■ **WORK REQUIRED**: Among the records that follow, count the lines with the string "برای"; report only that count.

■ **DATASET EXTRACT**:
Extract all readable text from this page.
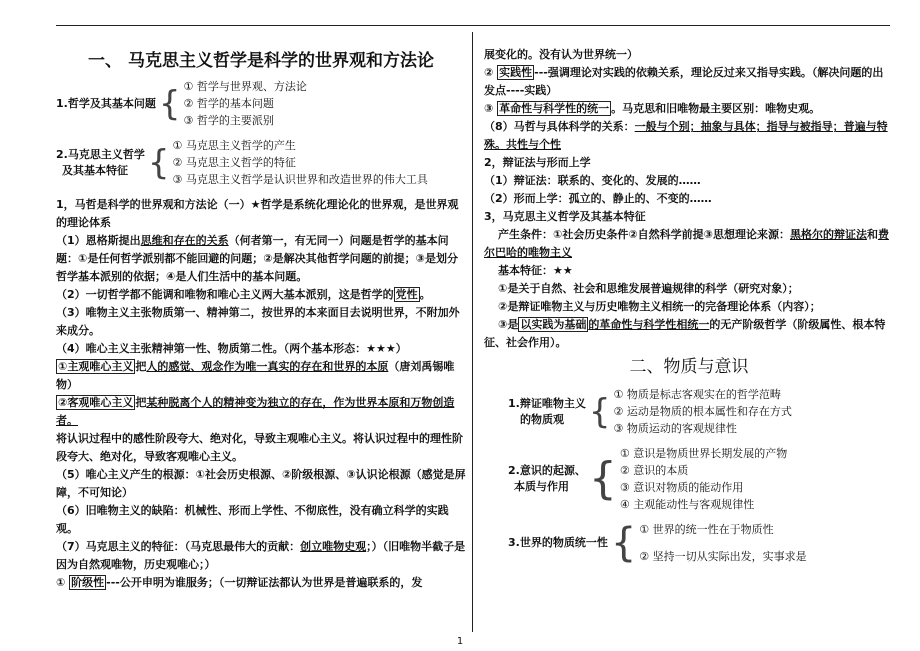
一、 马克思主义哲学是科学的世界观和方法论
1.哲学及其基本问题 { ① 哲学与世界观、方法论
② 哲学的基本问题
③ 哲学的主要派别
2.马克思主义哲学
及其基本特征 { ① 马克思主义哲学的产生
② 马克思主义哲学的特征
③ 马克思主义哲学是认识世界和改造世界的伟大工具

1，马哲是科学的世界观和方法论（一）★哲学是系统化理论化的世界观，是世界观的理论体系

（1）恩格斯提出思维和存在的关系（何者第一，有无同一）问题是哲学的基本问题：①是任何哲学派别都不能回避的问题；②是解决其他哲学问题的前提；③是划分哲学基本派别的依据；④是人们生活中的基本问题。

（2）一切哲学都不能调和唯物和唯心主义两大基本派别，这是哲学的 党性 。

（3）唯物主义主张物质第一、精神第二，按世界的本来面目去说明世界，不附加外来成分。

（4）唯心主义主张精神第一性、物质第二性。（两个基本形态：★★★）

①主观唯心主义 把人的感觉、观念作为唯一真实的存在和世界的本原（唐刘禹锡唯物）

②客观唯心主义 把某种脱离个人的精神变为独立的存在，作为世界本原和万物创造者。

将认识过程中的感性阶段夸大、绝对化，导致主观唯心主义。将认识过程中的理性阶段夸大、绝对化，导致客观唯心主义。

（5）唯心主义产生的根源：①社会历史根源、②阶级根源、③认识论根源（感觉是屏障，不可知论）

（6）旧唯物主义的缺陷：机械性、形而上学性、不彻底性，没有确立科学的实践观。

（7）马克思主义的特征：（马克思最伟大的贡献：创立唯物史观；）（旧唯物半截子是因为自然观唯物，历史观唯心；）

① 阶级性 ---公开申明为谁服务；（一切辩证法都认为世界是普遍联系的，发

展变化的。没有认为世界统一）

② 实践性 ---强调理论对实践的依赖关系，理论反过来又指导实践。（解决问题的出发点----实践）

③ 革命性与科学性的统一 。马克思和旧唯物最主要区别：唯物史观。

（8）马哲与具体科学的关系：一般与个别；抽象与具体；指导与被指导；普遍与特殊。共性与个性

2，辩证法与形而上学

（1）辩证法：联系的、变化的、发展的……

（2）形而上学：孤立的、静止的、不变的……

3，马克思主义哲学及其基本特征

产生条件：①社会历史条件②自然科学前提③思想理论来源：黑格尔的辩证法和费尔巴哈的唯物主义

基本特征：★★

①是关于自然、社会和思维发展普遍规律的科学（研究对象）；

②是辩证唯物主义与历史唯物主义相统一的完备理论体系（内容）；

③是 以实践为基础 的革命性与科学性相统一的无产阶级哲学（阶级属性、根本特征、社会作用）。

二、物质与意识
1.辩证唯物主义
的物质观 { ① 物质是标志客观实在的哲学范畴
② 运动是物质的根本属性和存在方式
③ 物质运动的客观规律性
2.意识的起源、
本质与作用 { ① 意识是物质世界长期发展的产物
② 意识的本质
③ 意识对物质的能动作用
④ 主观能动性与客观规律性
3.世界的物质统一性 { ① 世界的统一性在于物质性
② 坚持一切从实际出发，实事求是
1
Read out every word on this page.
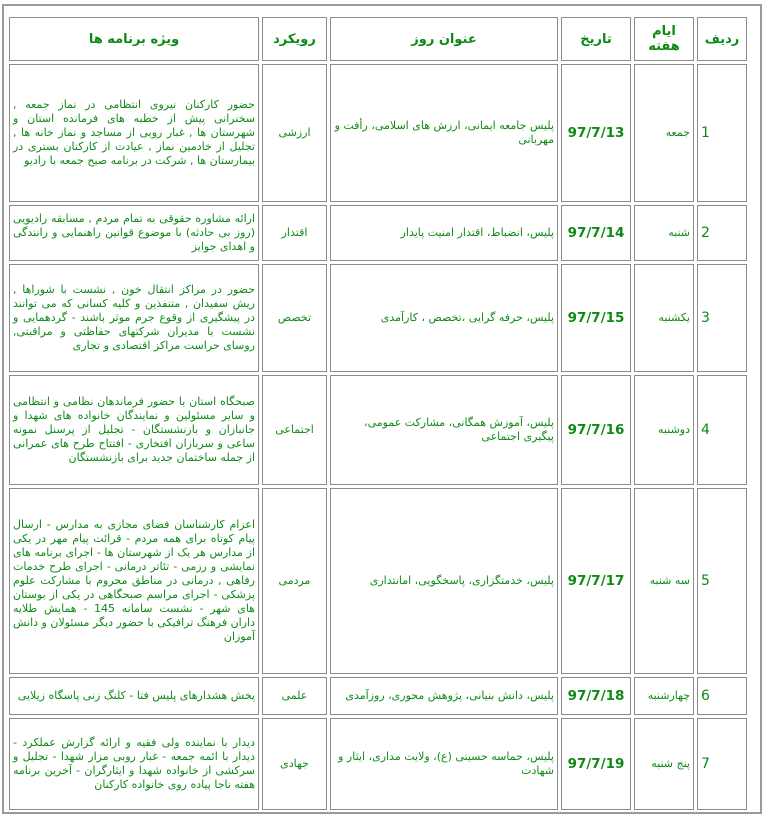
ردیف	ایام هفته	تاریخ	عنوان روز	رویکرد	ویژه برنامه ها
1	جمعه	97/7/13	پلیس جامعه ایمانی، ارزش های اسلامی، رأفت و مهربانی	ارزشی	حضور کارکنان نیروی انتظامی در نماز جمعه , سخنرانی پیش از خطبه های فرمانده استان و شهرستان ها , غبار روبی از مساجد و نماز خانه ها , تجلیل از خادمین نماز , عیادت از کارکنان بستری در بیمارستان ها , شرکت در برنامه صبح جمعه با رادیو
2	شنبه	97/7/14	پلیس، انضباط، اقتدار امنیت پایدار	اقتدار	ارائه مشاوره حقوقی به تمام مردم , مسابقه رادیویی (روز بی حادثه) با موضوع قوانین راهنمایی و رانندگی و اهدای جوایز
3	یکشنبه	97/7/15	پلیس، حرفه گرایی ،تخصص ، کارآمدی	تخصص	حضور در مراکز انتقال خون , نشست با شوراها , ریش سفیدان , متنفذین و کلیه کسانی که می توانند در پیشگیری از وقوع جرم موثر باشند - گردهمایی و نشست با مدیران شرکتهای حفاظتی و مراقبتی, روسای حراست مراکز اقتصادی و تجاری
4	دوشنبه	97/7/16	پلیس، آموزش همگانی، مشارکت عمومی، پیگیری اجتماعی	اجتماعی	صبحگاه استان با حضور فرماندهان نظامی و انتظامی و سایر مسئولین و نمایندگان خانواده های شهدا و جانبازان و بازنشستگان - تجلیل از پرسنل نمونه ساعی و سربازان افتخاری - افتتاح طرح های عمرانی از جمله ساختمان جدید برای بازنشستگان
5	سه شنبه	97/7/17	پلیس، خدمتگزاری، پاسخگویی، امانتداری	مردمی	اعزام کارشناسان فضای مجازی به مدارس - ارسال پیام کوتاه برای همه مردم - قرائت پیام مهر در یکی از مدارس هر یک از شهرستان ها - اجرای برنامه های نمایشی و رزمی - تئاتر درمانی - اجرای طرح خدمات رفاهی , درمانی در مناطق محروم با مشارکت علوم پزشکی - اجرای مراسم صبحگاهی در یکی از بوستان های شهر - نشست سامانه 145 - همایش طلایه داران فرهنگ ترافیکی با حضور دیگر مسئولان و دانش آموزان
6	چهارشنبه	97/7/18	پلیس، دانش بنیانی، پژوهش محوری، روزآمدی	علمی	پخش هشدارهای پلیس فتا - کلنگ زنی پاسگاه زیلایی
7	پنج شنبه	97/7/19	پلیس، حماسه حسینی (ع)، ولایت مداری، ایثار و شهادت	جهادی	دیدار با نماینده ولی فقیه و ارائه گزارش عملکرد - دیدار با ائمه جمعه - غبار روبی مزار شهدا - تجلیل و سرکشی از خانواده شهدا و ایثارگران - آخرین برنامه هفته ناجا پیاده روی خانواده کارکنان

■ **SOLUTION TO THIS TASK**: 2